**** EXERCISE DATA ****
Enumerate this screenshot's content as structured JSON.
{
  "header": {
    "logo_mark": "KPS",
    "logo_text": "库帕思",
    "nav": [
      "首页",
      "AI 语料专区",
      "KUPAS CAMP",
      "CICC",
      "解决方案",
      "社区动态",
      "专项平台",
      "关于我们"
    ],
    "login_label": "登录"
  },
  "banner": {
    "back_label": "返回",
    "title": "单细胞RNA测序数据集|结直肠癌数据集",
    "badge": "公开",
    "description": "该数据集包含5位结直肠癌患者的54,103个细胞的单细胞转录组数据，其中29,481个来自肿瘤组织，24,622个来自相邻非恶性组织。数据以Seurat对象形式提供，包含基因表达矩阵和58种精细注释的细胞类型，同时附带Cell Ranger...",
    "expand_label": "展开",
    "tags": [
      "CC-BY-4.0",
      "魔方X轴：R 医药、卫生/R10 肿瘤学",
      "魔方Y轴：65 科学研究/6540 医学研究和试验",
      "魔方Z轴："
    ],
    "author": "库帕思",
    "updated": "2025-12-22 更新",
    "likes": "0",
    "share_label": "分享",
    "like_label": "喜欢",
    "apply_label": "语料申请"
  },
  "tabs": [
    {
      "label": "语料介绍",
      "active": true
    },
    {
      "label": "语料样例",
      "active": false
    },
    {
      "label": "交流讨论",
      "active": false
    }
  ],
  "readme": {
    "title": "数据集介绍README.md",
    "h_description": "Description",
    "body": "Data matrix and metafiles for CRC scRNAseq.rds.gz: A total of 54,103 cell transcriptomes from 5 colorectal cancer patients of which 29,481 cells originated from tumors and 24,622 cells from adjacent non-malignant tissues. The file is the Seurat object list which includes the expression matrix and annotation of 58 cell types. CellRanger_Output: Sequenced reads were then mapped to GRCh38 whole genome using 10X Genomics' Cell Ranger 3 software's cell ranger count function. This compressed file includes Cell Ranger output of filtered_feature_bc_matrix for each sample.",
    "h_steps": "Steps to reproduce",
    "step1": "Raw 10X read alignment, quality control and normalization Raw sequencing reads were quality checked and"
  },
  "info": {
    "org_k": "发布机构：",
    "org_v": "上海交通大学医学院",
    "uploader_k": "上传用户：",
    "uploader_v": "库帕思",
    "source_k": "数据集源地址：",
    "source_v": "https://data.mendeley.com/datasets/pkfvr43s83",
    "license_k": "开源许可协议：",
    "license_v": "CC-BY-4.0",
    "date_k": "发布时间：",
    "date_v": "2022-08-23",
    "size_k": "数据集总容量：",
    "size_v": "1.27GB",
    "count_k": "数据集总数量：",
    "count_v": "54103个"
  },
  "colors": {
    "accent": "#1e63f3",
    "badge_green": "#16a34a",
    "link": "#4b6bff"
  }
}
****
### YOUR OBJECTIVE
Each entry above is to be set down again in exactly the same words.

### SOLUTION TO THE PROBLEM
Enumerate this screenshot's content as structured JSON.
{
  "header": {
    "logo_mark": "KPS",
    "logo_text": "库帕思",
    "nav": [
      "首页",
      "AI 语料专区",
      "KUPAS CAMP",
      "CICC",
      "解决方案",
      "社区动态",
      "专项平台",
      "关于我们"
    ],
    "login_label": "登录"
  },
  "banner": {
    "back_label": "返回",
    "title": "单细胞RNA测序数据集|结直肠癌数据集",
    "badge": "公开",
    "description": "该数据集包含5位结直肠癌患者的54,103个细胞的单细胞转录组数据，其中29,481个来自肿瘤组织，24,622个来自相邻非恶性组织。数据以Seurat对象形式提供，包含基因表达矩阵和58种精细注释的细胞类型，同时附带Cell Ranger...",
    "expand_label": "展开",
    "tags": [
      "CC-BY-4.0",
      "魔方X轴：R 医药、卫生/R10 肿瘤学",
      "魔方Y轴：65 科学研究/6540 医学研究和试验",
      "魔方Z轴："
    ],
    "author": "库帕思",
    "updated": "2025-12-22 更新",
    "likes": "0",
    "share_label": "分享",
    "like_label": "喜欢",
    "apply_label": "语料申请"
  },
  "tabs": [
    {
      "label": "语料介绍",
      "active": true
    },
    {
      "label": "语料样例",
      "active": false
    },
    {
      "label": "交流讨论",
      "active": false
    }
  ],
  "readme": {
    "title": "数据集介绍README.md",
    "h_description": "Description",
    "body": "Data matrix and metafiles for CRC scRNAseq.rds.gz: A total of 54,103 cell transcriptomes from 5 colorectal cancer patients of which 29,481 cells originated from tumors and 24,622 cells from adjacent non-malignant tissues. The file is the Seurat object list which includes the expression matrix and annotation of 58 cell types. CellRanger_Output: Sequenced reads were then mapped to GRCh38 whole genome using 10X Genomics' Cell Ranger 3 software's cell ranger count function. This compressed file includes Cell Ranger output of filtered_feature_bc_matrix for each sample.",
    "h_steps": "Steps to reproduce",
    "step1": "Raw 10X read alignment, quality control and normalization Raw sequencing reads were quality checked and"
  },
  "info": {
    "org_k": "发布机构：",
    "org_v": "上海交通大学医学院",
    "uploader_k": "上传用户：",
    "uploader_v": "库帕思",
    "source_k": "数据集源地址：",
    "source_v": "https://data.mendeley.com/datasets/pkfvr43s83",
    "license_k": "开源许可协议：",
    "license_v": "CC-BY-4.0",
    "date_k": "发布时间：",
    "date_v": "2022-08-23",
    "size_k": "数据集总容量：",
    "size_v": "1.27GB",
    "count_k": "数据集总数量：",
    "count_v": "54103个"
  },
  "colors": {
    "accent": "#1e63f3",
    "badge_green": "#16a34a",
    "link": "#4b6bff"
  }
}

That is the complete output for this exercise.